Description of the task »
Where a line in the listing below contains the word "Consumer", copy that line.

Material provided »

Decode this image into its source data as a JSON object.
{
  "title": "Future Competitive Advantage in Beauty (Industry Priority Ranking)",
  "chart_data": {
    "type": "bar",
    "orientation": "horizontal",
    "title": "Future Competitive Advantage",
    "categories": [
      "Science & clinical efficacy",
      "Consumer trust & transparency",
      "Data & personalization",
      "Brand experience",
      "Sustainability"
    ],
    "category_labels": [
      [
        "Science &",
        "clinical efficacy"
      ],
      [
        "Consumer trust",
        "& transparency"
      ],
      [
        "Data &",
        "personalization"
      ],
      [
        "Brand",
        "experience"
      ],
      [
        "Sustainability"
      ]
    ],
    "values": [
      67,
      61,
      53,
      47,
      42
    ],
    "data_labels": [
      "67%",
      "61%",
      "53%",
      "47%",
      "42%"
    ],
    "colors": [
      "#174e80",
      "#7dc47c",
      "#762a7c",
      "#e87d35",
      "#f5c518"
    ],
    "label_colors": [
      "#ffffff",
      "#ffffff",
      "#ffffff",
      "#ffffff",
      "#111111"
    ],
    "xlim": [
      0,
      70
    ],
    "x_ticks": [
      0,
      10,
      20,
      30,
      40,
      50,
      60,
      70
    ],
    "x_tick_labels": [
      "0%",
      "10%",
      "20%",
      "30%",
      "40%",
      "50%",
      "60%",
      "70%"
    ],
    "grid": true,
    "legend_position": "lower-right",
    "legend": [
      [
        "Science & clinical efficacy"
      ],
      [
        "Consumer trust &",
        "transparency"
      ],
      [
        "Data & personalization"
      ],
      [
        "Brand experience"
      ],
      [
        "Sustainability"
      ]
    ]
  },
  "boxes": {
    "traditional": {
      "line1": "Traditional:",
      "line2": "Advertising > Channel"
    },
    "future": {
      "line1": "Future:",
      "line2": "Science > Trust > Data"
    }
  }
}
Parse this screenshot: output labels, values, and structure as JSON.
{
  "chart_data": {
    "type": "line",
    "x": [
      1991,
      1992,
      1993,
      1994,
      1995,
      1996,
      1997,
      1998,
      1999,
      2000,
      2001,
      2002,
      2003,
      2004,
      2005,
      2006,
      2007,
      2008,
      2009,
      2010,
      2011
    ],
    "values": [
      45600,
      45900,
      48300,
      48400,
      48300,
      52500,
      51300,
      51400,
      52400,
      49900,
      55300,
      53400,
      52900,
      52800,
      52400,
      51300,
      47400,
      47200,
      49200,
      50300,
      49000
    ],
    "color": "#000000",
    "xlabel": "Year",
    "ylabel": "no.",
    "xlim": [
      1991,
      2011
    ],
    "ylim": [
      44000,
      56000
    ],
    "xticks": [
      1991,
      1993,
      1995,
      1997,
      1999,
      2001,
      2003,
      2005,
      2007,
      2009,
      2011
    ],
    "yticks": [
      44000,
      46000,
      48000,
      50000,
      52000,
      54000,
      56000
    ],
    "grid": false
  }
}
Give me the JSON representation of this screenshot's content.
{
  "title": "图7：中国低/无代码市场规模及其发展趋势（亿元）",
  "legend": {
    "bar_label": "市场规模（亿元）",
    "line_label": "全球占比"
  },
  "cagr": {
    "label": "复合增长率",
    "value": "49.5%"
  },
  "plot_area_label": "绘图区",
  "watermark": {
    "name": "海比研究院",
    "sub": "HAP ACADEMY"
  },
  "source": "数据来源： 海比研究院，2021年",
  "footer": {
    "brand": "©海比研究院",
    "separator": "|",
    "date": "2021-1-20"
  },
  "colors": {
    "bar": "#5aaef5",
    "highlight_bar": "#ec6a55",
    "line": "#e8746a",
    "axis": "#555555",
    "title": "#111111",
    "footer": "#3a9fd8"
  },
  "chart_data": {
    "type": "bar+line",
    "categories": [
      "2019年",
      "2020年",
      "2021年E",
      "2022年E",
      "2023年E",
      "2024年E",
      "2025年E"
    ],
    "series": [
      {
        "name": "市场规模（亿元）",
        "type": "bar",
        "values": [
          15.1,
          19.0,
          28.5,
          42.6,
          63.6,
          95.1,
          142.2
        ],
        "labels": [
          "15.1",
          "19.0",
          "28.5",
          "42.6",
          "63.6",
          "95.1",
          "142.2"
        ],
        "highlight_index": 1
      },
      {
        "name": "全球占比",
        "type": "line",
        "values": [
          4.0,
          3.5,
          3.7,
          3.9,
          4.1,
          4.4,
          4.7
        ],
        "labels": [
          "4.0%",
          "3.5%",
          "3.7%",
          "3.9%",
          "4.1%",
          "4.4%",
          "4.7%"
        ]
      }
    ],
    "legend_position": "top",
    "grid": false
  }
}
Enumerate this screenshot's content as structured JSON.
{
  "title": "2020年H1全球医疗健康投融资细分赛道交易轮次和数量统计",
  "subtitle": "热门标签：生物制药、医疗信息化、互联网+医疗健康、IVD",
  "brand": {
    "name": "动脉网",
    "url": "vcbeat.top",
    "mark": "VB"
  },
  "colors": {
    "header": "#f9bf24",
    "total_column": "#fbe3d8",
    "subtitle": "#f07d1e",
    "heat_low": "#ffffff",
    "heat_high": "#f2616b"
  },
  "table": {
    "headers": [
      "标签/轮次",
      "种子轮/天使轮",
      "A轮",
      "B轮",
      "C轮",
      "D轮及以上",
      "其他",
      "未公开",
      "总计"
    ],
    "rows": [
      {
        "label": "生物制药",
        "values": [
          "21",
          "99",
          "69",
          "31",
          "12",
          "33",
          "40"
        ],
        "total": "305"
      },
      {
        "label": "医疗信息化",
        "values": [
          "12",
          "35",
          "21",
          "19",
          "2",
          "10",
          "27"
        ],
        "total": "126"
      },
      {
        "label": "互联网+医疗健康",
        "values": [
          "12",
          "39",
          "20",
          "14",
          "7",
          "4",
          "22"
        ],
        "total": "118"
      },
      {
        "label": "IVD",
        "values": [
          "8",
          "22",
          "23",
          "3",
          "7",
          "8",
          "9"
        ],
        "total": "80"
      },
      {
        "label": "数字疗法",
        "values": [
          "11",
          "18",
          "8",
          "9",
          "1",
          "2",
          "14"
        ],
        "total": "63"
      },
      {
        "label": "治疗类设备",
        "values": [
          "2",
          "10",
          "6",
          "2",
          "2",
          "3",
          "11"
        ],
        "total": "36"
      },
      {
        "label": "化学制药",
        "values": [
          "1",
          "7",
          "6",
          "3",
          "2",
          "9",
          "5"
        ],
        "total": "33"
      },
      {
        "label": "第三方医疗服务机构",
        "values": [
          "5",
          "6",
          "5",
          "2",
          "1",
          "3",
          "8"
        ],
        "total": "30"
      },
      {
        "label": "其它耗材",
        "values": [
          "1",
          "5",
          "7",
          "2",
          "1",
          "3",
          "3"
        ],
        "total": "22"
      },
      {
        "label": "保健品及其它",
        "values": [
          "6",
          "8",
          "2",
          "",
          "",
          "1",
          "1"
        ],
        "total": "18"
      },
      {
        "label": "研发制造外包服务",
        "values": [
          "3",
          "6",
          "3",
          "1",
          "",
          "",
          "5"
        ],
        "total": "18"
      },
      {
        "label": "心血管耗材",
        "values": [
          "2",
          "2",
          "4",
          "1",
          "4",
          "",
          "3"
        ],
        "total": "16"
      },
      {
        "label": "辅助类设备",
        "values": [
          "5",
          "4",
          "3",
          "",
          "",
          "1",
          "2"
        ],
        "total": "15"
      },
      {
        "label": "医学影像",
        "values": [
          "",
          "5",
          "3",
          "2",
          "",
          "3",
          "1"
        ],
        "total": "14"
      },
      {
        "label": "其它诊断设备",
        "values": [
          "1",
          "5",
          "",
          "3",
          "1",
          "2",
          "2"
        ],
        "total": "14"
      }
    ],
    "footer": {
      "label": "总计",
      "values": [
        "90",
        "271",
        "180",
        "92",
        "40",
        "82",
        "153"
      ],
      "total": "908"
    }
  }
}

Written reply »
      "Consumer trust & transparency",
        "Consumer trust",
        "Consumer trust &",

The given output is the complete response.